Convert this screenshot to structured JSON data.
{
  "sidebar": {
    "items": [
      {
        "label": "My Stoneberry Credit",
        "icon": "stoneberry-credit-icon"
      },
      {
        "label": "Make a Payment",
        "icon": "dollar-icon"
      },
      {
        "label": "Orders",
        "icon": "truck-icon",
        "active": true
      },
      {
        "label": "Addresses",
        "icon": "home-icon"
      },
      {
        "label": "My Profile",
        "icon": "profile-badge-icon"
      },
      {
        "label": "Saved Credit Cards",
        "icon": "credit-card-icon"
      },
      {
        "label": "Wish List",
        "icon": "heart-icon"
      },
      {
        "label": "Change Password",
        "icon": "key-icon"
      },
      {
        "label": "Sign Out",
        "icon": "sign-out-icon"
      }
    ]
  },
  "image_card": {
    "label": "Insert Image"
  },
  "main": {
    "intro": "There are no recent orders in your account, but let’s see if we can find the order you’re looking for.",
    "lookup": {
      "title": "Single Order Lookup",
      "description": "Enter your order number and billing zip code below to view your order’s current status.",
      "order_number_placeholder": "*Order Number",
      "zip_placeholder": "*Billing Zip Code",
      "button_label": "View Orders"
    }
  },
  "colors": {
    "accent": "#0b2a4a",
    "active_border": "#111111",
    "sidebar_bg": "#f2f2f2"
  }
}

•••

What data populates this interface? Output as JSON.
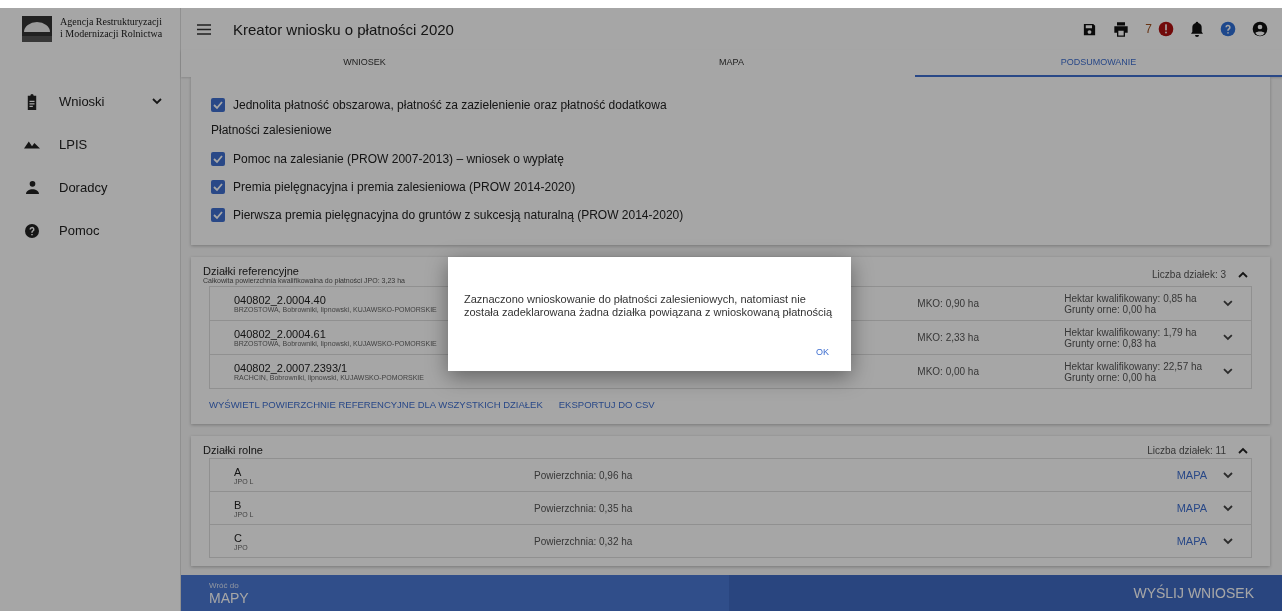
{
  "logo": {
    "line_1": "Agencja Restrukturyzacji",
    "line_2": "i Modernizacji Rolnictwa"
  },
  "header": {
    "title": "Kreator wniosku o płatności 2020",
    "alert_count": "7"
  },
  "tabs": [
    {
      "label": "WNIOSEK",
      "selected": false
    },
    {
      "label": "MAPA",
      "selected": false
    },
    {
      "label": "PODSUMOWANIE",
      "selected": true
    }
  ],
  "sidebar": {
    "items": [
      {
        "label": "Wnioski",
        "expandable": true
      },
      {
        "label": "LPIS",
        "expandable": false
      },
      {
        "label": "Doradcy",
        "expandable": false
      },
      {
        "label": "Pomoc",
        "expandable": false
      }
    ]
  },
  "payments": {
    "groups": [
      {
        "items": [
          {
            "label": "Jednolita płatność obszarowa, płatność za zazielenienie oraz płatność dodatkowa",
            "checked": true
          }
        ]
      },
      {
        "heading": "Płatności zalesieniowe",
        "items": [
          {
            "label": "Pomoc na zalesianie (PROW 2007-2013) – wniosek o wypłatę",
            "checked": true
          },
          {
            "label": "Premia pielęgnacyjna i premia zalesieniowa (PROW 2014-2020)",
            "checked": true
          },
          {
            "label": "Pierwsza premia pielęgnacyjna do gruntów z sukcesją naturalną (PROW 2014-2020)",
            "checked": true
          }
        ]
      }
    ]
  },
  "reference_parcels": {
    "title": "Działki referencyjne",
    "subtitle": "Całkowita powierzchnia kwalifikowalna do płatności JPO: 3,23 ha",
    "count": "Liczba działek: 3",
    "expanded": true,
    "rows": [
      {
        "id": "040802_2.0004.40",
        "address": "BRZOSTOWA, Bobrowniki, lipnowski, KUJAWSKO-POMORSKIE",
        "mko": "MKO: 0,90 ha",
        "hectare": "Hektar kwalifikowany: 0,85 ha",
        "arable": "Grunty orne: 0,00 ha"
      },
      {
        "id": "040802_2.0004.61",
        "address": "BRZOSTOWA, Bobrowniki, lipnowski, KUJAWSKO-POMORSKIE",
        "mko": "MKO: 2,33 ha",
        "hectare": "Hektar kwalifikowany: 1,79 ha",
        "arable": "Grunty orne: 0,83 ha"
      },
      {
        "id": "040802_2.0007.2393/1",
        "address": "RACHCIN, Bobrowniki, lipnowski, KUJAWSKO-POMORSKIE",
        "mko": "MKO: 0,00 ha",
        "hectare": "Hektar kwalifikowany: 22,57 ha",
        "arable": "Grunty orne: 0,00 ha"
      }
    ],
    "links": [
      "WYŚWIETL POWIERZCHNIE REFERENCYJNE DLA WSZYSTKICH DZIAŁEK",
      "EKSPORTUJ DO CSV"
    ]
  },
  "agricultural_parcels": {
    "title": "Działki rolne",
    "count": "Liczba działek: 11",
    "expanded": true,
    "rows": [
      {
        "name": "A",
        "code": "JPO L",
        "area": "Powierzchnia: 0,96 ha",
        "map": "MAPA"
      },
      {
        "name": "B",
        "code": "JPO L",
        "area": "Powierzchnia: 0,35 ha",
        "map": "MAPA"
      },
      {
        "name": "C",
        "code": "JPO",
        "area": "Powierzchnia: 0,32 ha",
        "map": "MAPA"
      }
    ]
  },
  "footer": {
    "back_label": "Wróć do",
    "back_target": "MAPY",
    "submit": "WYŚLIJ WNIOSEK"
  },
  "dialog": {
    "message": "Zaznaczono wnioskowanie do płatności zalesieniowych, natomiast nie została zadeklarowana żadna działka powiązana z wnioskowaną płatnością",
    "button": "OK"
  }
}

•••

=== YOUR INSTRUCTIONS ===
Show every line of the listing in which the string "icon" can be found.

=== RESPONSE BELOW ===
        "icon": "stoneberry-credit-icon"
        "icon": "dollar-icon"
        "icon": "truck-icon",
        "icon": "home-icon"
        "icon": "profile-badge-icon"
        "icon": "credit-card-icon"
        "icon": "heart-icon"
        "icon": "key-icon"
        "icon": "sign-out-icon"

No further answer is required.